WORK TO DO: Copy out the lines that have "vous" in them.

EXERCISE DATA:
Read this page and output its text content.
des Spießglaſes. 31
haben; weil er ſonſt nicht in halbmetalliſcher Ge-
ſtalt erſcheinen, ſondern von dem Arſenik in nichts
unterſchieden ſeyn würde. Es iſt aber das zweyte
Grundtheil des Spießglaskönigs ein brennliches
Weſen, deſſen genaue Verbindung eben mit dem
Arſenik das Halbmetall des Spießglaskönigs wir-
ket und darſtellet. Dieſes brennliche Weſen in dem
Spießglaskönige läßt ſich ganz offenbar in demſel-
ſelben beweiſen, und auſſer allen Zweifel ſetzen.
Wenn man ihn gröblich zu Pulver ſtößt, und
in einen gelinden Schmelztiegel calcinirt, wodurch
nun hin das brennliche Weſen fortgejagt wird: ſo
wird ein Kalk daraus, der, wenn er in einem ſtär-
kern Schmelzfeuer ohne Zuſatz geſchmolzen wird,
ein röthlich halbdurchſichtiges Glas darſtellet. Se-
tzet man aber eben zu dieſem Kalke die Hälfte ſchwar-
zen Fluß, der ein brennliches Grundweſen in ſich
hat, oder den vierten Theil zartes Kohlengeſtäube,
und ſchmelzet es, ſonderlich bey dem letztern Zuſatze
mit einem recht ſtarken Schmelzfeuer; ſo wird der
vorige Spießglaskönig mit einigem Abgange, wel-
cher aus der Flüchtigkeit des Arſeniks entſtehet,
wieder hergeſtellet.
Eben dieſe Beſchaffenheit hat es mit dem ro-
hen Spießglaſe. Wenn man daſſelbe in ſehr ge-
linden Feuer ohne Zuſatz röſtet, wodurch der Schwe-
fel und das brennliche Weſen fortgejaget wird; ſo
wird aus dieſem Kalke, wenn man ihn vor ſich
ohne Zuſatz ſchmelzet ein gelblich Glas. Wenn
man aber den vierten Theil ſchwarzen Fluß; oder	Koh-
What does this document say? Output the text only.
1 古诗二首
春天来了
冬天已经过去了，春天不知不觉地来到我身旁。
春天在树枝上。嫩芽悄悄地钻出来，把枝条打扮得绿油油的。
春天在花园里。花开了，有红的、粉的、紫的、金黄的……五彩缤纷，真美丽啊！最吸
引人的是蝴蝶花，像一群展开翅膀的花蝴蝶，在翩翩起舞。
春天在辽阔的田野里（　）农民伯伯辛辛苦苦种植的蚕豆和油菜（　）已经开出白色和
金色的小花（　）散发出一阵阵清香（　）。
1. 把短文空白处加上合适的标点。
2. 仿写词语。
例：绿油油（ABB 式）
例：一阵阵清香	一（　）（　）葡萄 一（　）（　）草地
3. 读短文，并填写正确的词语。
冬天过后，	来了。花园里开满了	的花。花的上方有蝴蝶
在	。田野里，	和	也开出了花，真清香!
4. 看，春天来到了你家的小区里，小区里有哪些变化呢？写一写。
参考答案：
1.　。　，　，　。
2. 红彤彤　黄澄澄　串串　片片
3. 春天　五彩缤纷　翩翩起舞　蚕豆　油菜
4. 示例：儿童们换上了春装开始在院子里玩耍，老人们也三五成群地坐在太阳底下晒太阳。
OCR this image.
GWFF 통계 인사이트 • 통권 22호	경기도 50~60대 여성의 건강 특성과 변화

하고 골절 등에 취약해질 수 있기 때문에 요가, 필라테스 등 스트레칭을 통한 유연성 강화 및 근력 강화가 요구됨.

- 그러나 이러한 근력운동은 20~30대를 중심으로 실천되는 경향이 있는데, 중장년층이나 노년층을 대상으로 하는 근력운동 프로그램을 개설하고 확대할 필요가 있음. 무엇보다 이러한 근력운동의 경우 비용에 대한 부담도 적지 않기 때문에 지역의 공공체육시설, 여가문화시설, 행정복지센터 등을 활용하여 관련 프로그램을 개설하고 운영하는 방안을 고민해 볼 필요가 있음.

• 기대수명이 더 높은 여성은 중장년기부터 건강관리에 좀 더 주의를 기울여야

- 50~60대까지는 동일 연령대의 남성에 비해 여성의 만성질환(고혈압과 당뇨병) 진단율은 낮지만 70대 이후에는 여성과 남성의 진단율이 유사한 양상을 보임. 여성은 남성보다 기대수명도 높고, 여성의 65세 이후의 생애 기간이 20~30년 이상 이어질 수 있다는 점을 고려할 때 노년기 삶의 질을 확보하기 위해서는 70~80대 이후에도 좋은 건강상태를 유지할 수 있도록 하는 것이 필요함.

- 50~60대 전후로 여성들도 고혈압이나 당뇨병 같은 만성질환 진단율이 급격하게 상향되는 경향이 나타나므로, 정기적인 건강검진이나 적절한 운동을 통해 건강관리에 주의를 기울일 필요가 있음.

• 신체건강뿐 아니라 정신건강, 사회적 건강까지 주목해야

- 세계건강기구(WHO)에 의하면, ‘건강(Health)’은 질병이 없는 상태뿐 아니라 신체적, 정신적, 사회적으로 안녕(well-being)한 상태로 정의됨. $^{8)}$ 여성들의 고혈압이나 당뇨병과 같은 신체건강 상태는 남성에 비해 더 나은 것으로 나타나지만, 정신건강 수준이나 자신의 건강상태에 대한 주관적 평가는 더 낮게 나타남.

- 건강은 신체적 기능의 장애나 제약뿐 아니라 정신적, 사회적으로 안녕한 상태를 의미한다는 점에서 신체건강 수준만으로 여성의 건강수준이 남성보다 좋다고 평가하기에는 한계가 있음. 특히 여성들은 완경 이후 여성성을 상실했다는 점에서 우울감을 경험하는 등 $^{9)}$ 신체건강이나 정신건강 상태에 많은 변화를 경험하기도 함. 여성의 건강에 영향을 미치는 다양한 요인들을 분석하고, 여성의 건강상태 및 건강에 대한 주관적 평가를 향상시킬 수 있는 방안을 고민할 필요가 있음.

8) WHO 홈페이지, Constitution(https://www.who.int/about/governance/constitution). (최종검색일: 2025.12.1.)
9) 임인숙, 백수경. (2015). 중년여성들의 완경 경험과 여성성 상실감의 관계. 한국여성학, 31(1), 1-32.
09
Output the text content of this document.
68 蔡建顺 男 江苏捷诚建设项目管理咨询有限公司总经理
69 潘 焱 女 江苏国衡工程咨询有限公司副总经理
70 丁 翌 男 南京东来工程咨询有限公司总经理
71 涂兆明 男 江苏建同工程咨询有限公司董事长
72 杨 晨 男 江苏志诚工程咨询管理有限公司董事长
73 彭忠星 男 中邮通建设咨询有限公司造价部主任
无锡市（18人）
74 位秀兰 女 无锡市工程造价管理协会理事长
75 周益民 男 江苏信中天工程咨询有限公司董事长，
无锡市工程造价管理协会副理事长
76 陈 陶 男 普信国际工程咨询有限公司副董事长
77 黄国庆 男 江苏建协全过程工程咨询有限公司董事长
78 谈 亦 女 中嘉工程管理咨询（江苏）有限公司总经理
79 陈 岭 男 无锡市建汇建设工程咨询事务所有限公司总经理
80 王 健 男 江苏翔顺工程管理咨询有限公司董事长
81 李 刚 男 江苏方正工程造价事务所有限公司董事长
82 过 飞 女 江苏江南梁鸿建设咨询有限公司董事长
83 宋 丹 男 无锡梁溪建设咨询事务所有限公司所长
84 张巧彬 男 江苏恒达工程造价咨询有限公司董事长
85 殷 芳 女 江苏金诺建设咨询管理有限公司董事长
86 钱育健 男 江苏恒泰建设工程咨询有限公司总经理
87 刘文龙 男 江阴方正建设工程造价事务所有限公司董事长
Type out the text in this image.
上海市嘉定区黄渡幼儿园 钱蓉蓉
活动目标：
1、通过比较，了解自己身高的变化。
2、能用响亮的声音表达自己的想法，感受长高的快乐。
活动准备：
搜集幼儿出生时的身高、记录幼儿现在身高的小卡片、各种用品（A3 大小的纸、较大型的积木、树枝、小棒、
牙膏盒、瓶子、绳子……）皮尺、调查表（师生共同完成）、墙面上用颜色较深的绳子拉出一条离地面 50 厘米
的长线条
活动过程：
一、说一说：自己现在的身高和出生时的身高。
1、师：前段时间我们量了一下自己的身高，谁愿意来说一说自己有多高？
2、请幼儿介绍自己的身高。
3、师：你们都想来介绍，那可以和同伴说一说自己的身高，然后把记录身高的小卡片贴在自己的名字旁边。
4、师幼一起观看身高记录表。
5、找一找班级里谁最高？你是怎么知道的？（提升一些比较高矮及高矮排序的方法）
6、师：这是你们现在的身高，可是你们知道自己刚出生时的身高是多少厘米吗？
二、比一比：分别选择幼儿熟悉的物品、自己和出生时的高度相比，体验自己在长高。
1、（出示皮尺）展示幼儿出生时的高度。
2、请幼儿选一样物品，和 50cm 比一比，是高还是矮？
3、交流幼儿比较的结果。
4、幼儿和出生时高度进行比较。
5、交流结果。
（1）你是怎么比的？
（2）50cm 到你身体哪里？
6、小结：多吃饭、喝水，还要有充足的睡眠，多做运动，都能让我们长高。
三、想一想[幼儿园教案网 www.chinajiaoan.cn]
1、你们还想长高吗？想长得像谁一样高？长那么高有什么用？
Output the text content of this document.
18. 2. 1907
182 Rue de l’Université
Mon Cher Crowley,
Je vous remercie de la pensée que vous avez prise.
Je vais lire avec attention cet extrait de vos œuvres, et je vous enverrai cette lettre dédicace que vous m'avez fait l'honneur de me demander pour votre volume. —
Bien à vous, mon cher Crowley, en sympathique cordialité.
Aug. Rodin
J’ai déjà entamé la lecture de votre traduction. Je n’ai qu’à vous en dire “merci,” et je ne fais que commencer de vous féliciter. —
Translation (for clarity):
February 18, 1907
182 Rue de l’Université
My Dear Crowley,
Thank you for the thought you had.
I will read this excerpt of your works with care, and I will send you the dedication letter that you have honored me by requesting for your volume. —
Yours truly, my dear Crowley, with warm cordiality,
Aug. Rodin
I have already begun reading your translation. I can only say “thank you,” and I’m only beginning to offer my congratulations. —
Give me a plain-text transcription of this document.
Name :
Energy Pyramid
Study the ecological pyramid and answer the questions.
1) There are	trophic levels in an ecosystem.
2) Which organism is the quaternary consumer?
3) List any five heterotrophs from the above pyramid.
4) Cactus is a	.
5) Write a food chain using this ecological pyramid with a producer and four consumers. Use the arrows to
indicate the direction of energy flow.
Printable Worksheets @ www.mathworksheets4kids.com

OUTPUT:
Je vous remercie de la pensée que vous avez prise.
Je vais lire avec attention cet extrait de vos œuvres, et je vous enverrai cette lettre dédicace que vous m'avez fait l'honneur de me demander pour votre volume. —
Bien à vous, mon cher Crowley, en sympathique cordialité.
J’ai déjà entamé la lecture de votre traduction. Je n’ai qu’à vous en dire “merci,” et je ne fais que commencer de vous féliciter. —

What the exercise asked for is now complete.